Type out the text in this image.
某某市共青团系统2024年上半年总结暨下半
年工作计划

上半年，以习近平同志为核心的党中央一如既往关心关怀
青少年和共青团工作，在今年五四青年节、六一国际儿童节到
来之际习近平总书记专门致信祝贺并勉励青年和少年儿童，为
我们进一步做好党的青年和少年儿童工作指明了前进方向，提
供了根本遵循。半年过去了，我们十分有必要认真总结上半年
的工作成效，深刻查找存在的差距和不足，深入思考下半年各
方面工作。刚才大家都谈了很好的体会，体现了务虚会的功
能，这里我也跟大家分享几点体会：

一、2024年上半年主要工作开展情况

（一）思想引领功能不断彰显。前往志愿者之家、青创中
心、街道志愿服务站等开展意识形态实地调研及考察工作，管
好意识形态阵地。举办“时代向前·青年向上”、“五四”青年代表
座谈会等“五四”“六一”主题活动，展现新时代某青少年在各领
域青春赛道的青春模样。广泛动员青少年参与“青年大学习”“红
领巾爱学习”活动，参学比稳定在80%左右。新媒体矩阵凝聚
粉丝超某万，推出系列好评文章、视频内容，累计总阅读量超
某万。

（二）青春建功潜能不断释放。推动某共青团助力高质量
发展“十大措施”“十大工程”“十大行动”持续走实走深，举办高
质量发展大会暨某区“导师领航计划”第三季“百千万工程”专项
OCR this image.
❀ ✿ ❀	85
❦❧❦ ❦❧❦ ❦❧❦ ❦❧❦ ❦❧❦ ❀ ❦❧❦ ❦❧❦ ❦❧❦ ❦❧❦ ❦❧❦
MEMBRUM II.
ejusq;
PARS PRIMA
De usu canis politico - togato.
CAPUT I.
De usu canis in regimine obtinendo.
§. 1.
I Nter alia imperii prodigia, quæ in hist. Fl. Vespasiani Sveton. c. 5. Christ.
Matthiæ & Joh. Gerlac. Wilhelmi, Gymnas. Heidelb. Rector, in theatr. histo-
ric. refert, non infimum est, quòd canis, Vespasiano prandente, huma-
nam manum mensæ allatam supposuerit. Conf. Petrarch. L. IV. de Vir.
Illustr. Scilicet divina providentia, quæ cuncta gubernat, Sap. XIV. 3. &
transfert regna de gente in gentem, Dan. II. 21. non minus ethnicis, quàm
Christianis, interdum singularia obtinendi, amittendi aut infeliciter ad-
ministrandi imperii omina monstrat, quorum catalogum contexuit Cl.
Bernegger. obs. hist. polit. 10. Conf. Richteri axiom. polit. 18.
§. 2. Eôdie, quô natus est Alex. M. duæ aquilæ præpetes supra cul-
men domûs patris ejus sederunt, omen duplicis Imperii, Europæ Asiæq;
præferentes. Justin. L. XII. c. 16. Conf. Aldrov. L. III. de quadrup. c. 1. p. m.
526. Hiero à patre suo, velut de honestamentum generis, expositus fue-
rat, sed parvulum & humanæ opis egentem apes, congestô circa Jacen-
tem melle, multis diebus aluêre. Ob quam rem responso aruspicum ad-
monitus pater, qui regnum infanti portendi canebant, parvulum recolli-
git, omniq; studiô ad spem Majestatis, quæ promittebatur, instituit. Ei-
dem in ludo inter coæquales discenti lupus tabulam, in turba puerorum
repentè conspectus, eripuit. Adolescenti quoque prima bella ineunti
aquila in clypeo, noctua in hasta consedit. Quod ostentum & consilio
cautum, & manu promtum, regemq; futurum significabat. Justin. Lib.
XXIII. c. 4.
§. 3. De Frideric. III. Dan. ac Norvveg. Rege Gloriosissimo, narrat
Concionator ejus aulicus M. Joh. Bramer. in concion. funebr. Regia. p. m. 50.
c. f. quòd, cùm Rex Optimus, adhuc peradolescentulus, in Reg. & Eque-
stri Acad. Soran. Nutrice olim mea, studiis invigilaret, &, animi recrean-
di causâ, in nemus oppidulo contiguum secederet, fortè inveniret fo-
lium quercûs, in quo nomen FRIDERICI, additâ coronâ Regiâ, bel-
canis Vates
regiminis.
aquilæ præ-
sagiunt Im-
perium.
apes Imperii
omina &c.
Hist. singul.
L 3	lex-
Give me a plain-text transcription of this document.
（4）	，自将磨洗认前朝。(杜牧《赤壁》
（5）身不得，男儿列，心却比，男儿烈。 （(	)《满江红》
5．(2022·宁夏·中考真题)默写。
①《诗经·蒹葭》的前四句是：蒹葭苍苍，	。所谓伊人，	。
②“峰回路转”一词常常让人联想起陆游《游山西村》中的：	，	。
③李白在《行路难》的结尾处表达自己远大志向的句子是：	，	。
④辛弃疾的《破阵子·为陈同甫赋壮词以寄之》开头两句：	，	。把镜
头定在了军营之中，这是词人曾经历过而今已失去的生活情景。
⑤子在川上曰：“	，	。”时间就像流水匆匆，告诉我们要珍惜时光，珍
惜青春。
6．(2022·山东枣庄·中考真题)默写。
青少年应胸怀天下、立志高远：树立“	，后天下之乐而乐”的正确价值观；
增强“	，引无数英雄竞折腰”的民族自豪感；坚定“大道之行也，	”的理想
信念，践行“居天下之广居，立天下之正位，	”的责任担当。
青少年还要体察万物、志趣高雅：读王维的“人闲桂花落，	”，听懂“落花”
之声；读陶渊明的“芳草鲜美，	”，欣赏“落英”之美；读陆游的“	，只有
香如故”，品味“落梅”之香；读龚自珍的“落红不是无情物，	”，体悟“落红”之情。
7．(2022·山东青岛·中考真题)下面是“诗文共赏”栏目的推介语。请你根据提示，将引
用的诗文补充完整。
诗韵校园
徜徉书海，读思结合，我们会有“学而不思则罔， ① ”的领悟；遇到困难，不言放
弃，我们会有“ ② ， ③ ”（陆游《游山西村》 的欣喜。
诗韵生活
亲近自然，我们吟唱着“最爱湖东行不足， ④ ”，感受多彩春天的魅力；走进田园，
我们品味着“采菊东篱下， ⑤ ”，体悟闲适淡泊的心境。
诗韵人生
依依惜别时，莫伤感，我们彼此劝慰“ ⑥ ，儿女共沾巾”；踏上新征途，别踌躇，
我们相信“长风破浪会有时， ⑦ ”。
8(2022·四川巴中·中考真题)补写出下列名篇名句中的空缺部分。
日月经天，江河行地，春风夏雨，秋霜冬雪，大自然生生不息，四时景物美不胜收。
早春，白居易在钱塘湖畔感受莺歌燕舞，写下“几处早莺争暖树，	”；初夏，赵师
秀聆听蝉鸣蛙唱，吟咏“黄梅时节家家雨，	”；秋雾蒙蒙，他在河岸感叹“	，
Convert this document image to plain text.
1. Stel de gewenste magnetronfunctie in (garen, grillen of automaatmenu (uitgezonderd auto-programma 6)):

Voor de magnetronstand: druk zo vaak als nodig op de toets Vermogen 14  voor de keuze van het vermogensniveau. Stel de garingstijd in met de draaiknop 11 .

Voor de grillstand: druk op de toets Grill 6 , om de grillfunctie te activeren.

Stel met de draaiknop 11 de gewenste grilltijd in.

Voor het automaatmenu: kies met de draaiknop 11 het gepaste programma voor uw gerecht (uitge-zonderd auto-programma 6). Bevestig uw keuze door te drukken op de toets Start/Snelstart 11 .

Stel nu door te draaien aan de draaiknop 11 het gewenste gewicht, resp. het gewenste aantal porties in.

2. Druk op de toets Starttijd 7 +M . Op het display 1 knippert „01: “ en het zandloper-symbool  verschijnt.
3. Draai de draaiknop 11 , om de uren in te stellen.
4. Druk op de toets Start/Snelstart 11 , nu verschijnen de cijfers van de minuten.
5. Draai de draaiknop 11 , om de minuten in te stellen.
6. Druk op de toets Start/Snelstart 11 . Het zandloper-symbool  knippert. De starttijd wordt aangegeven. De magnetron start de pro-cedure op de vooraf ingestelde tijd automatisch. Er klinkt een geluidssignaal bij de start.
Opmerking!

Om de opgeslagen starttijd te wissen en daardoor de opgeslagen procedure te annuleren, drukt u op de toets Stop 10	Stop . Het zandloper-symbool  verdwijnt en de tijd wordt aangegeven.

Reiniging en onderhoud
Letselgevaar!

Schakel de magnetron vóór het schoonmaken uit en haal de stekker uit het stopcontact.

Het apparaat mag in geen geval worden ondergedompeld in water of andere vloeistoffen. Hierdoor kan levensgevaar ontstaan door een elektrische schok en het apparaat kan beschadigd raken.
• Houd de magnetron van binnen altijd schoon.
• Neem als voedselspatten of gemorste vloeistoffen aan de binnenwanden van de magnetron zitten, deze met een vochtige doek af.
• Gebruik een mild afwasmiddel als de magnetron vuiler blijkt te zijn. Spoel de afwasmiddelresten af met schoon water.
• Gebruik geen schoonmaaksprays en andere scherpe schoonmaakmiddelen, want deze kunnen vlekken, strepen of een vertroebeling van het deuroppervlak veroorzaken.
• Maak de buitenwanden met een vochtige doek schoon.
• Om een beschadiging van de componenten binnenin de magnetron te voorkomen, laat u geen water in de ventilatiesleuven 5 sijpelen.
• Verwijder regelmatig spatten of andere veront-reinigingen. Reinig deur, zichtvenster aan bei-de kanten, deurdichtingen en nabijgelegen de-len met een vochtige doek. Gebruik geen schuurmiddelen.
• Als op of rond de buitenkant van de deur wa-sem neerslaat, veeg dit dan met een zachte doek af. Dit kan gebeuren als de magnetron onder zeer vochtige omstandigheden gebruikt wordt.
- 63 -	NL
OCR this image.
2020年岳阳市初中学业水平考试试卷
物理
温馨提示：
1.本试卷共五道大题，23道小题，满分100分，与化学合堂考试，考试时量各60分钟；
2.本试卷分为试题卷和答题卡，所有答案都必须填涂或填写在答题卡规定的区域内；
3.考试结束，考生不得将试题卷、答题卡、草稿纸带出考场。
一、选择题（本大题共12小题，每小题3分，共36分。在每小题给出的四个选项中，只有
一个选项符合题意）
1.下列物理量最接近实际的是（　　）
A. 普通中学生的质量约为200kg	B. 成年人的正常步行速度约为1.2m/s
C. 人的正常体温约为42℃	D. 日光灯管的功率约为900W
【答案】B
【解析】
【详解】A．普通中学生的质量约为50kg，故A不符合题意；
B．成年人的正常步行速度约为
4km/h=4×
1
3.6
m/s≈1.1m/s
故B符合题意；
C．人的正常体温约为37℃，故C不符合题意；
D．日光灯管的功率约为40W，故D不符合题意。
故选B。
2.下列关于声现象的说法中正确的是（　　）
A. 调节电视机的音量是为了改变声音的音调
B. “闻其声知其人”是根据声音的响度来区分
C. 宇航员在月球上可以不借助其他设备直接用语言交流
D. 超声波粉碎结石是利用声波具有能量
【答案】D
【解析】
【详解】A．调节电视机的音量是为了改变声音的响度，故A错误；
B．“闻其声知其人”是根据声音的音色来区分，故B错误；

WORK INSTRUCTIONS.
Search the data above for the string "keuze" and copy each line that has it.

FINISHED EXERCISE.
Voor de magnetronstand: druk zo vaak als nodig op de toets Vermogen 14  voor de keuze van het vermogensniveau. Stel de garingstijd in met de draaiknop 11 .
Voor het automaatmenu: kies met de draaiknop 11 het gepaste programma voor uw gerecht (uitge-zonderd auto-programma 6). Bevestig uw keuze door te drukken op de toets Start/Snelstart 11 .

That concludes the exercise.